| PROBLEM DESCRIPTION |
Wherever a line holds the word "University", copy that line out.

| DATA |
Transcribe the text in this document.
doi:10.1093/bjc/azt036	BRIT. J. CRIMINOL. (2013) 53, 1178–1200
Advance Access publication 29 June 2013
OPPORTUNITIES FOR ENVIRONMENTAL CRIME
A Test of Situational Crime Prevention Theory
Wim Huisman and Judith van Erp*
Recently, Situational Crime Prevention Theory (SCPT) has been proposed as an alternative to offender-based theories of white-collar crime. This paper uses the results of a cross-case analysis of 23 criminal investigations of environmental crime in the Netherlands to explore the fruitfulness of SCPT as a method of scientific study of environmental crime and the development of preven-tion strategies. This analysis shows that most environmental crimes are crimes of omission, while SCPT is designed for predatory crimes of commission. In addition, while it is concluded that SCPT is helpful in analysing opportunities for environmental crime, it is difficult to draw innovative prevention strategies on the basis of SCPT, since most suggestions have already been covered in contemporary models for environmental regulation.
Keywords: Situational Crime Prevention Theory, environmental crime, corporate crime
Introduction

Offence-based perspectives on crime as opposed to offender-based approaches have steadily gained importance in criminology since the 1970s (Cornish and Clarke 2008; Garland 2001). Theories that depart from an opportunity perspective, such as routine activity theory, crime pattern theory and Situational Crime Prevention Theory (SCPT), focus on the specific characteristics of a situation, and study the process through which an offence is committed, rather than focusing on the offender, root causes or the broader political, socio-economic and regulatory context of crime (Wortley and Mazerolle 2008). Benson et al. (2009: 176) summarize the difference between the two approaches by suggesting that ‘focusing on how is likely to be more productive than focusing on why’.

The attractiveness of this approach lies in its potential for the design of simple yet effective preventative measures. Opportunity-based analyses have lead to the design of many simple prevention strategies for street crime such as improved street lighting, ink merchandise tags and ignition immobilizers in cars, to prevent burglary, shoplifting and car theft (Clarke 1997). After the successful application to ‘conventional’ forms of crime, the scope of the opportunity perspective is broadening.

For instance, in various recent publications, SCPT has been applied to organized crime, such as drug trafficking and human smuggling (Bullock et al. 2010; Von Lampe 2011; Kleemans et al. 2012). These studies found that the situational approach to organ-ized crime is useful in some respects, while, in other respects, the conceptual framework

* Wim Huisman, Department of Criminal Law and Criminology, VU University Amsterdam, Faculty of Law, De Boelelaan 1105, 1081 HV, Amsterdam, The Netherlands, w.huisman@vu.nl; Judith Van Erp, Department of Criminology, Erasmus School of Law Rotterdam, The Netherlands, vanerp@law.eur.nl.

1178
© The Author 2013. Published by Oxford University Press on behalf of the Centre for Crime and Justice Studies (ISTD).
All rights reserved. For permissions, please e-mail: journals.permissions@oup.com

| RESPONSE TO THIS TASK |
* Wim Huisman, Department of Criminal Law and Criminology, VU University Amsterdam, Faculty of Law, De Boelelaan 1105, 1081 HV, Amsterdam, The Netherlands, w.huisman@vu.nl; Judith Van Erp, Department of Criminology, Erasmus School of Law Rotterdam, The Netherlands, vanerp@law.eur.nl.
© The Author 2013. Published by Oxford University Press on behalf of the Centre for Crime and Justice Studies (ISTD).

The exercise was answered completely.